[PROMPT]
Filter this data down to the lines that hold "offset", and copy them.

[LISTED ENTRIES]
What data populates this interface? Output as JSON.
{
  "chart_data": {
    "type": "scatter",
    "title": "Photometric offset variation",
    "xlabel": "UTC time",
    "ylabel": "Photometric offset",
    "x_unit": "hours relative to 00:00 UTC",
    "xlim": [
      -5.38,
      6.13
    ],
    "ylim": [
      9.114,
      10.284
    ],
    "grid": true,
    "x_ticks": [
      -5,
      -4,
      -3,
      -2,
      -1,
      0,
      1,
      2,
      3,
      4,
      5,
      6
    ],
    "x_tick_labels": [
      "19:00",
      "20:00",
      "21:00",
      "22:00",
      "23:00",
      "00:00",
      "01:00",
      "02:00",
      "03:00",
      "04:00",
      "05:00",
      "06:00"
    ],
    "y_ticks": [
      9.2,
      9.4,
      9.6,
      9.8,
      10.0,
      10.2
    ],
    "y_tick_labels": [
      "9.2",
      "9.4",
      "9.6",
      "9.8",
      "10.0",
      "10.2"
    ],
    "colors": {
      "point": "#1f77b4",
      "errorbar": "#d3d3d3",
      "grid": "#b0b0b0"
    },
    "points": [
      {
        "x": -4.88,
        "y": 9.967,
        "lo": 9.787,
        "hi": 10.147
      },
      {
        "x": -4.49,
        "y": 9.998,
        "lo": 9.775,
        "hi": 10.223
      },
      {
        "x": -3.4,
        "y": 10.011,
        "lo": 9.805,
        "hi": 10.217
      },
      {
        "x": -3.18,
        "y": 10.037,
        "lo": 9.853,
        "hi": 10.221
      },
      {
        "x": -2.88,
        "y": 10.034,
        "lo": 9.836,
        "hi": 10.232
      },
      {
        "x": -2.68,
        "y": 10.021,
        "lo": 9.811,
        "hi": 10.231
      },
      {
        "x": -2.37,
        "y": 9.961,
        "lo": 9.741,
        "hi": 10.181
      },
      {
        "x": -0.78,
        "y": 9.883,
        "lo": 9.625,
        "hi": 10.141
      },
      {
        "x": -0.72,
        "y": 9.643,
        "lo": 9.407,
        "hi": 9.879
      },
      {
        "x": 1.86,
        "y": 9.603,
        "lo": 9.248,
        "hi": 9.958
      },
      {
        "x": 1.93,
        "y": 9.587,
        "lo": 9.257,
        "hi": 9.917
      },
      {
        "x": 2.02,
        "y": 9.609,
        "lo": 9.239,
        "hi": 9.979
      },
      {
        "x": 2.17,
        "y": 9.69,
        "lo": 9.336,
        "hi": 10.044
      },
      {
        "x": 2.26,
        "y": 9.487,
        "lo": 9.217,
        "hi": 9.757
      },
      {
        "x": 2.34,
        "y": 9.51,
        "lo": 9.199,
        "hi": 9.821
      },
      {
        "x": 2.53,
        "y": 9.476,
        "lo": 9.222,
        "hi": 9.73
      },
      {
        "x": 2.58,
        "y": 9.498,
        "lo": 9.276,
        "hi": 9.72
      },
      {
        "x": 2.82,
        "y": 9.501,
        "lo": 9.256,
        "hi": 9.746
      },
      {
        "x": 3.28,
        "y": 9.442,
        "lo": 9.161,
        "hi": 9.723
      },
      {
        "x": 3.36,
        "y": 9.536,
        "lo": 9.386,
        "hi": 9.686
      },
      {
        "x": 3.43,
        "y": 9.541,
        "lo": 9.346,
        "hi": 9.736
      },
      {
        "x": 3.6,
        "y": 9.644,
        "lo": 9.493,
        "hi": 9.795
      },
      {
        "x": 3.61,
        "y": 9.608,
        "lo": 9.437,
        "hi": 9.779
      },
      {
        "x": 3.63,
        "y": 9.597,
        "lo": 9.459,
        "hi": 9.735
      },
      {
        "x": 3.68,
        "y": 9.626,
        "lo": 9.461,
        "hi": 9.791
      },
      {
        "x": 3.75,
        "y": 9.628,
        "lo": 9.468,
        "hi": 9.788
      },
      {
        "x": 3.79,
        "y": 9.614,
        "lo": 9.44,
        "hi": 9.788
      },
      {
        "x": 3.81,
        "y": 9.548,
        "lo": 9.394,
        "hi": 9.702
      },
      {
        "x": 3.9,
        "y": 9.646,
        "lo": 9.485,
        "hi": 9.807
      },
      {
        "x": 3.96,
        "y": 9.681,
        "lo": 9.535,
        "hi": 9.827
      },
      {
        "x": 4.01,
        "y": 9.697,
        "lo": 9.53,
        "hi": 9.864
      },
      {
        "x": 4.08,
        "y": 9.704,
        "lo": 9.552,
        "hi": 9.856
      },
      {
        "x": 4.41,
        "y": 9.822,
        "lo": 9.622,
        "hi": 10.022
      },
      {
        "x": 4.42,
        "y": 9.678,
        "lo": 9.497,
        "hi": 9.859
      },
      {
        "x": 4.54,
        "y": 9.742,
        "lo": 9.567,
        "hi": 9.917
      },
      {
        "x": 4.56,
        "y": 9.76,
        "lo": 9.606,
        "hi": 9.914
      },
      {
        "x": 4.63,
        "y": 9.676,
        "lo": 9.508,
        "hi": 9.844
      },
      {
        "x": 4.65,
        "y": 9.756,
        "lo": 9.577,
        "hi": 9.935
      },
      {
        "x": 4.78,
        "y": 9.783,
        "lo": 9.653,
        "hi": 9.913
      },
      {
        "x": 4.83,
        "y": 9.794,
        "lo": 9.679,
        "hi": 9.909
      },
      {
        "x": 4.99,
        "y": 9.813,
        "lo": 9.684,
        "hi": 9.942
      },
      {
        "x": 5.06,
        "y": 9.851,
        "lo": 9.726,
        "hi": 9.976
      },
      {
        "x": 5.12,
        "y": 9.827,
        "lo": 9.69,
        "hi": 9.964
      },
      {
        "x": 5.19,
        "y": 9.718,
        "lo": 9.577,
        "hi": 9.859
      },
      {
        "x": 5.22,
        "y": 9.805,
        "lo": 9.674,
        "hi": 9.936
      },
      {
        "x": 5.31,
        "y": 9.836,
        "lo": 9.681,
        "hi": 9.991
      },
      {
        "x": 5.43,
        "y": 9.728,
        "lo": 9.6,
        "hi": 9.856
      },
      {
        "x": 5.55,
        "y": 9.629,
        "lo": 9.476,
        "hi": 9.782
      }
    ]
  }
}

[FINISHED EXERCISE]
    "title": "Photometric offset variation",
    "ylabel": "Photometric offset",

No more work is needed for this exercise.